═══ Record extracts ═══

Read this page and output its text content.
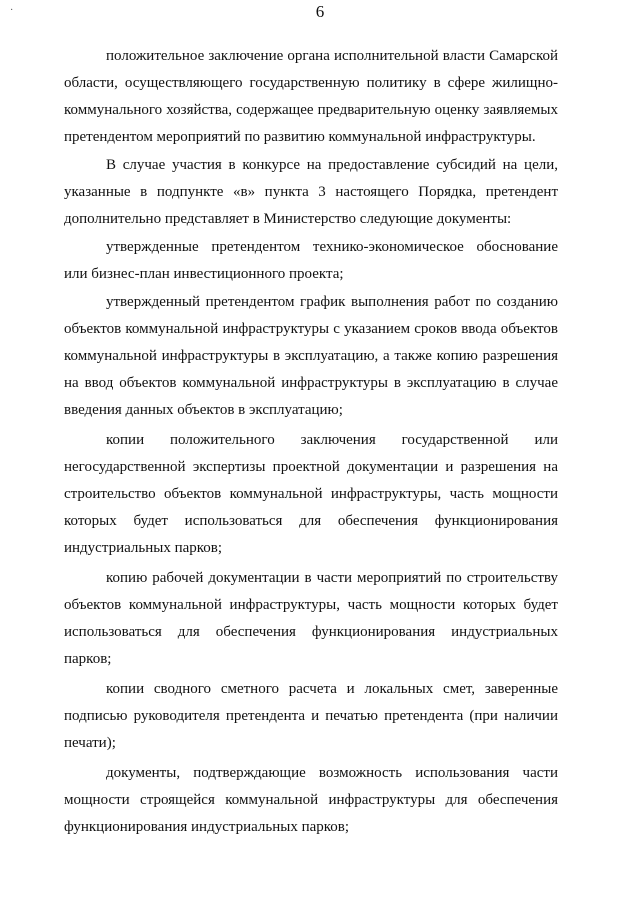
·	6

положительное заключение органа исполнительной власти Самарской области, осуществляющего государственную политику в сфере жилищно-коммунального хозяйства, содержащее предварительную оценку заявляемых претендентом мероприятий по развитию коммунальной инфраструктуры.

В случае участия в конкурсе на предоставление субсидий на цели, указанные в подпункте «в» пункта 3 настоящего Порядка, претендент дополнительно представляет в Министерство следующие документы:

утвержденные претендентом технико-экономическое обоснование или бизнес-план инвестиционного проекта;

утвержденный претендентом график выполнения работ по созданию объектов коммунальной инфраструктуры с указанием сроков ввода объектов коммунальной инфраструктуры в эксплуатацию, а также копию разрешения на ввод объектов коммунальной инфраструктуры в эксплуатацию в случае введения данных объектов в эксплуатацию;

копии положительного заключения государственной или негосударственной экспертизы проектной документации и разрешения на строительство объектов коммунальной инфраструктуры, часть мощности которых будет использоваться для обеспечения функционирования индустриальных парков;

копию рабочей документации в части мероприятий по строительству объектов коммунальной инфраструктуры, часть мощности которых будет использоваться для обеспечения функционирования индустриальных парков;

копии сводного сметного расчета и локальных смет, заверенные подписью руководителя претендента и печатью претендента (при наличии печати);

документы, подтверждающие возможность использования части мощности строящейся коммунальной инфраструктуры для обеспечения функционирования индустриальных парков;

═══

Pick out all lines containing the string "случае".

В случае участия в конкурсе на предоставление субсидий на цели, указанные в подпункте «в» пункта 3 настоящего Порядка, претендент дополнительно представляет в Министерство следующие документы:
утвержденный претендентом график выполнения работ по созданию объектов коммунальной инфраструктуры с указанием сроков ввода объектов коммунальной инфраструктуры в эксплуатацию, а также копию разрешения на ввод объектов коммунальной инфраструктуры в эксплуатацию в случае введения данных объектов в эксплуатацию;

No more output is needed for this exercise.